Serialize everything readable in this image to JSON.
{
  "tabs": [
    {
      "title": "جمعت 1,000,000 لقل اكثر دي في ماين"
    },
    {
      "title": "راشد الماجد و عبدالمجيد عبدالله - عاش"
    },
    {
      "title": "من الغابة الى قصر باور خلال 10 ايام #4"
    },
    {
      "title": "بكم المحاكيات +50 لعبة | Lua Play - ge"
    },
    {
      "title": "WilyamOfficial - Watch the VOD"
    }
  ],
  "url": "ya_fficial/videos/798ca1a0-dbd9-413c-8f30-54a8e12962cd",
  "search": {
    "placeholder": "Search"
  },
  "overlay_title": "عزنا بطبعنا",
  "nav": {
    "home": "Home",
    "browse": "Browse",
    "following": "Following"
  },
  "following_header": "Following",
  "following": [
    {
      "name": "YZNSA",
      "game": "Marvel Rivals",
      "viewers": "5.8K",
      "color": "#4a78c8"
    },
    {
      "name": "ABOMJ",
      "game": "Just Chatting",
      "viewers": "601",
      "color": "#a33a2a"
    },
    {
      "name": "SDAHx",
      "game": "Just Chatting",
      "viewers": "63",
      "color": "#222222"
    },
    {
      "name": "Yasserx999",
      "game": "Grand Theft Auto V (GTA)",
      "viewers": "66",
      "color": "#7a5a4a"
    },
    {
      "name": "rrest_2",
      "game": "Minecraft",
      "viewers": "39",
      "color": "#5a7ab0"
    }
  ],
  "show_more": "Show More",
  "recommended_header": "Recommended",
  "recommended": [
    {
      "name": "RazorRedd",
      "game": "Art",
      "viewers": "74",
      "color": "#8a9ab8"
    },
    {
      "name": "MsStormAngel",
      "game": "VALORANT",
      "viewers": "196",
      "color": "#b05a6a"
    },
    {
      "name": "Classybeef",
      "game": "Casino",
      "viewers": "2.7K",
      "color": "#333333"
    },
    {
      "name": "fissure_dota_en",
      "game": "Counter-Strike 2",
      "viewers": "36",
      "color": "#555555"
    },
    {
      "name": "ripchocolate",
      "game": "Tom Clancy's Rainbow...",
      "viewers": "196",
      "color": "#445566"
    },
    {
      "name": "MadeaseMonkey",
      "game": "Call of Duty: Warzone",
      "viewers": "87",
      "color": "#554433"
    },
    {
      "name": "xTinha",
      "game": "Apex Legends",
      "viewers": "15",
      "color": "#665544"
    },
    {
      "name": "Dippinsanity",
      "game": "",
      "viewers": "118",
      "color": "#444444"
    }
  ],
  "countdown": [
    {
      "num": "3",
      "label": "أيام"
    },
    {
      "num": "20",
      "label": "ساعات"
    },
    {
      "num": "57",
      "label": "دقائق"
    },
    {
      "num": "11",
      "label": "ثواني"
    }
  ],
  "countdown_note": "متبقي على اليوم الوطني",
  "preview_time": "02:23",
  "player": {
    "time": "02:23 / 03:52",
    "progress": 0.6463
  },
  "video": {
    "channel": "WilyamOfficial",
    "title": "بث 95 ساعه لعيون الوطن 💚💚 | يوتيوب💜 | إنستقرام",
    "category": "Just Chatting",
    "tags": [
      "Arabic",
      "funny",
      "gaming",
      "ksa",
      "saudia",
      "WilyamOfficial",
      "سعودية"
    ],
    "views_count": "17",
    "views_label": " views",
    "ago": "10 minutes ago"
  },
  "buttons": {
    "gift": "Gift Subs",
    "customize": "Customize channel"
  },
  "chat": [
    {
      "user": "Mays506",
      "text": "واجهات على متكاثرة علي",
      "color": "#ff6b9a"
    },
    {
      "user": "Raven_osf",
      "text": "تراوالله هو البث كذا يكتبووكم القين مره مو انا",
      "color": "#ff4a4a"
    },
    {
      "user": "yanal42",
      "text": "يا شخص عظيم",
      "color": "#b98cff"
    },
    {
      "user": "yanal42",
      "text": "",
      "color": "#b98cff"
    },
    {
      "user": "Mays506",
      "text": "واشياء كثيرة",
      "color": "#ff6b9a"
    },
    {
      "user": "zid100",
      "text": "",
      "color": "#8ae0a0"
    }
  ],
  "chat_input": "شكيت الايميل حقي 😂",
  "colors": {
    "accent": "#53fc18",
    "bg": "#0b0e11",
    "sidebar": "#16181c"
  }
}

----

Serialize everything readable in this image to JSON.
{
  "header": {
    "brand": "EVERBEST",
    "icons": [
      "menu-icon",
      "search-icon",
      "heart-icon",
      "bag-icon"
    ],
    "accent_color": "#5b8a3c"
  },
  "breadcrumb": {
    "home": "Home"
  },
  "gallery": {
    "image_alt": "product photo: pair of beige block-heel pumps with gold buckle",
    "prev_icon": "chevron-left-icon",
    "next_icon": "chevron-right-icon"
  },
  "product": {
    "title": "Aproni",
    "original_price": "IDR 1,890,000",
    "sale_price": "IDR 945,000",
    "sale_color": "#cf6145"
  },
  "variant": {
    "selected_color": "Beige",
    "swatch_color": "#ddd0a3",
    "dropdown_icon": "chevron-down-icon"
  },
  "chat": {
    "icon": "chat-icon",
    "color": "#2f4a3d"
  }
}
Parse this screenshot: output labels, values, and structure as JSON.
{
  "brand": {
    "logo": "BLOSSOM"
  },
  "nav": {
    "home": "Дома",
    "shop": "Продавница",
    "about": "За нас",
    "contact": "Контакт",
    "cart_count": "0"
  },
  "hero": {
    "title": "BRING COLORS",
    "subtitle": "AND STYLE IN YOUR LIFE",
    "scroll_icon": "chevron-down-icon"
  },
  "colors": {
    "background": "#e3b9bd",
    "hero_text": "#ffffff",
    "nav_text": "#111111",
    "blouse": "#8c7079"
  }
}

----

Determine how many lines of the material include the string "product". Output only that count.

2